_GIVEN INSTRUCTION_
List, from the lines below, each one with "CompletionSignal" in it.

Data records

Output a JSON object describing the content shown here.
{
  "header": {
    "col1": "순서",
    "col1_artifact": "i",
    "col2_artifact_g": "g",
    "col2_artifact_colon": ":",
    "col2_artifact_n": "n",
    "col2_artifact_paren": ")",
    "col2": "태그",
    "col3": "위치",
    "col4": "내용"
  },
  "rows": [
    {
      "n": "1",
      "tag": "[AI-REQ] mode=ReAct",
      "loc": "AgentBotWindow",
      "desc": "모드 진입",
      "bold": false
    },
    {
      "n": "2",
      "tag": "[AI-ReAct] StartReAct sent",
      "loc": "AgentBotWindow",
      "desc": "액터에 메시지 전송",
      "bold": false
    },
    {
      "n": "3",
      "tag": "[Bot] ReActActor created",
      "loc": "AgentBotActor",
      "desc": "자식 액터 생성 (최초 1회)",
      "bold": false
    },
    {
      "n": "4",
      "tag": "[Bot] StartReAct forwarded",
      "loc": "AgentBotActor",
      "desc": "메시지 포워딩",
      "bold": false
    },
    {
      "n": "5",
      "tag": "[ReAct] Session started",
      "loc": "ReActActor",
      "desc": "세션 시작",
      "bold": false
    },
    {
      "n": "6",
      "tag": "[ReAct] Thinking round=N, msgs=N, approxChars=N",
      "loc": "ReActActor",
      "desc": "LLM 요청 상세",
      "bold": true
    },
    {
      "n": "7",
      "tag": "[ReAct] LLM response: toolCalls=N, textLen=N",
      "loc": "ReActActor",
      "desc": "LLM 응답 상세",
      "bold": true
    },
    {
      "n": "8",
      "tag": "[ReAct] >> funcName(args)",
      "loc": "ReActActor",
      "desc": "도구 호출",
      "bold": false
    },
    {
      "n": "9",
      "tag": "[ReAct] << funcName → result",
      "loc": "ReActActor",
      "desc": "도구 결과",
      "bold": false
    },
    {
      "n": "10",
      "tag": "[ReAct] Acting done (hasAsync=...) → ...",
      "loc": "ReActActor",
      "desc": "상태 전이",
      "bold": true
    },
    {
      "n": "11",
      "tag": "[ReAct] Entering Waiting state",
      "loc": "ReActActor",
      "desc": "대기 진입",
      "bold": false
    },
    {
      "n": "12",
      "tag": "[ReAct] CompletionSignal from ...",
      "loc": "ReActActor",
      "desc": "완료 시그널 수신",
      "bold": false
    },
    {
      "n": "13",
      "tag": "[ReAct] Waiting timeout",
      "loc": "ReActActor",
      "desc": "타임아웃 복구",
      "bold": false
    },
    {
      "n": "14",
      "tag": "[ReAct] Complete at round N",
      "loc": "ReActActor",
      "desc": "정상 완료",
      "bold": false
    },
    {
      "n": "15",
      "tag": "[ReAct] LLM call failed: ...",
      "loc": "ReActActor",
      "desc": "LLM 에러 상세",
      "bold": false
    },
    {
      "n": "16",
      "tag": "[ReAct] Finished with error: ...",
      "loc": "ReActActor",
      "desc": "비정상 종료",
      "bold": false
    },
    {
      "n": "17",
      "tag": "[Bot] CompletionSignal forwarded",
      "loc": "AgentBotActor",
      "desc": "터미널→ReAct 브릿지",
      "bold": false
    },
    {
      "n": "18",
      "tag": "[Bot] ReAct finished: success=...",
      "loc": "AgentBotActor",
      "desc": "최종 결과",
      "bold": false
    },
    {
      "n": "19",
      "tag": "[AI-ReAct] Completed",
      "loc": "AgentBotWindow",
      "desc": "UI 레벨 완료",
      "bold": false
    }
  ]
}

_ANSWER IN FULL_
      "tag": "[ReAct] CompletionSignal from ...",
      "tag": "[Bot] CompletionSignal forwarded",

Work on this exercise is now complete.